### INFORMATION GIVEN
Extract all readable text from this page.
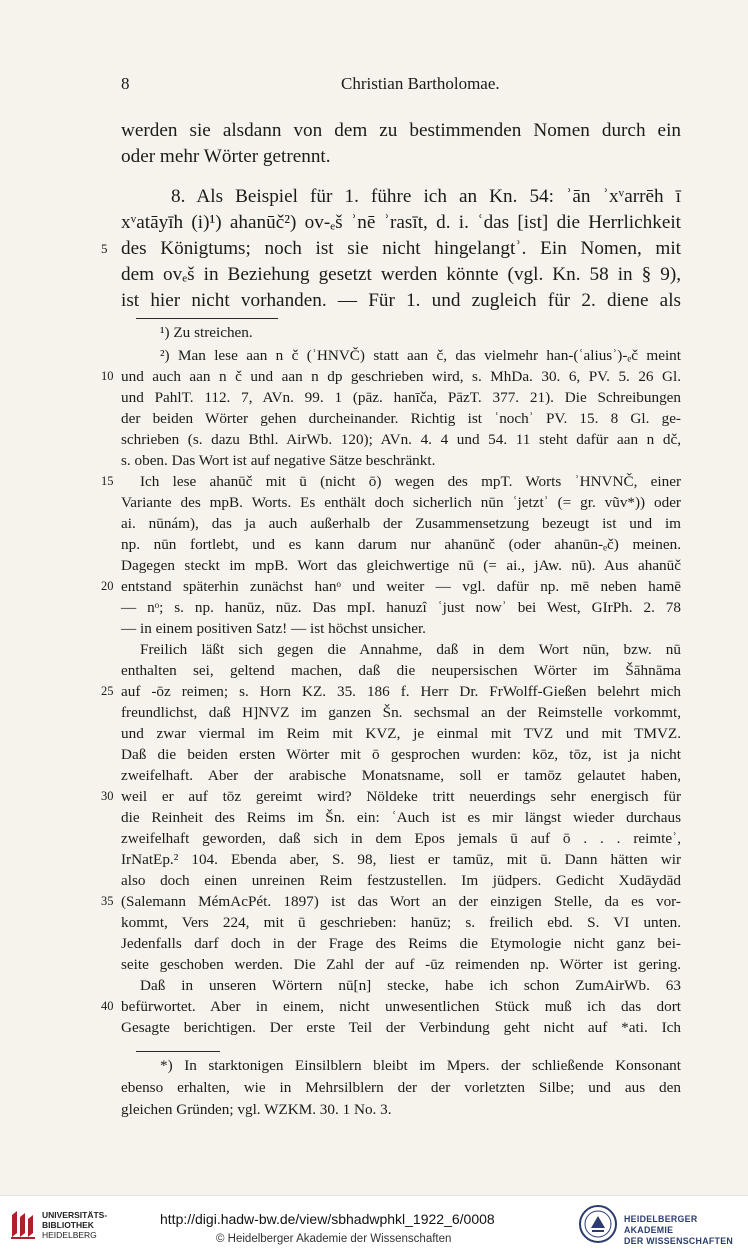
8	Christian Bartholomae.
werden sie alsdann von dem zu bestimmenden Nomen durch ein
oder mehr Wörter getrennt.
8. Als Beispiel für 1. führe ich an Kn. 54: ʾān ʾxᵛarrēh ī
xᵛatāyīh (i)¹) ahanūč²) ov-ₑš ʾnē ʾrasīt, d. i. ʿdas [ist] die Herrlichkeit
des Königtums; noch ist sie nicht hingelangtʾ. Ein Nomen, mit
dem ovₑš in Beziehung gesetzt werden könnte (vgl. Kn. 58 in § 9),
ist hier nicht vorhanden. — Für 1. und zugleich für 2. diene als
5
¹) Zu streichen.
²) Man lese aan n č (ʾHNVČ) statt aan č, das vielmehr han-(ʿaliusʾ)-ₑč meint
und auch aan n č und aan n dp geschrieben wird, s. MhDa. 30. 6, PV. 5. 26 Gl.
und PahlT. 112. 7, AVn. 99. 1 (pāz. hanīča, PāzT. 377. 21). Die Schreibungen
der beiden Wörter gehen durcheinander. Richtig ist ʿnochʾ PV. 15. 8 Gl. ge-
schrieben (s. dazu Bthl. AirWb. 120); AVn. 4. 4 und 54. 11 steht dafür aan n dč,
s. oben. Das Wort ist auf negative Sätze beschränkt.
Ich lese ahanūč mit ū (nicht ō) wegen des mpT. Worts ʾHNVNČ, einer
Variante des mpB. Worts. Es enthält doch sicherlich nūn ʿjetztʾ (= gr. vũv*)) oder
ai. nūnám), das ja auch außerhalb der Zusammensetzung bezeugt ist und im
np. nūn fortlebt, und es kann darum nur ahanūnč (oder ahanūn-ₑč) meinen.
Dagegen steckt im mpB. Wort das gleichwertige nū (= ai., jAw. nū). Aus ahanūč
entstand späterhin zunächst hanᵒ und weiter — vgl. dafür np. mē neben hamē
— nᵒ; s. np. hanūz, nūz. Das mpI. hanuzî ʿjust nowʾ bei West, GIrPh. 2. 78
— in einem positiven Satz! — ist höchst unsicher.
Freilich läßt sich gegen die Annahme, daß in dem Wort nūn, bzw. nū
enthalten sei, geltend machen, daß die neupersischen Wörter im Šāhnāma
auf -ōz reimen; s. Horn KZ. 35. 186 f. Herr Dr. FrWolff-Gießen belehrt mich
freundlichst, daß H]NVZ im ganzen Šn. sechsmal an der Reimstelle vorkommt,
und zwar viermal im Reim mit KVZ, je einmal mit TVZ und mit TMVZ.
Daß die beiden ersten Wörter mit ō gesprochen wurden: kōz, tōz, ist ja nicht
zweifelhaft. Aber der arabische Monatsname, soll er tamōz gelautet haben,
weil er auf tōz gereimt wird? Nöldeke tritt neuerdings sehr energisch für
die Reinheit des Reims im Šn. ein: ʿAuch ist es mir längst wieder durchaus
zweifelhaft geworden, daß sich in dem Epos jemals ū auf ō . . . reimteʾ,
IrNatEp.² 104. Ebenda aber, S. 98, liest er tamūz, mit ū. Dann hätten wir
also doch einen unreinen Reim festzustellen. Im jüdpers. Gedicht Xudāydād
(Salemann MémAcPét. 1897) ist das Wort an der einzigen Stelle, da es vor-
kommt, Vers 224, mit ū geschrieben: hanūz; s. freilich ebd. S. VI unten.
Jedenfalls darf doch in der Frage des Reims die Etymologie nicht ganz bei-
seite geschoben werden. Die Zahl der auf -ūz reimenden np. Wörter ist gering.
Daß in unseren Wörtern nū[n] stecke, habe ich schon ZumAirWb. 63
befürwortet. Aber in einem, nicht unwesentlichen Stück muß ich das dort
Gesagte berichtigen. Der erste Teil der Verbindung geht nicht auf *ati. Ich
10
15
20
25
30
35
40
*) In starktonigen Einsilblern bleibt im Mpers. der schließende Konsonant
ebenso erhalten, wie in Mehrsilblern der der vorletzten Silbe; und aus den
gleichen Gründen; vgl. WZKM. 30. 1 No. 3.
UNIVERSITÄTS-
BIBLIOTHEK
HEIDELBERG
http://digi.hadw-bw.de/view/sbhadwphkl_1922_6/0008
© Heidelberger Akademie der Wissenschaften
HEIDELBERGER AKADEMIE
DER WISSENSCHAFTEN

### SET PROBLEM
Gather each line of the records holding the string "Nomen".

### ANSWER TO THIS EXERCISE
werden sie alsdann von dem zu bestimmenden Nomen durch ein
des Königtums; noch ist sie nicht hingelangtʾ. Ein Nomen, mit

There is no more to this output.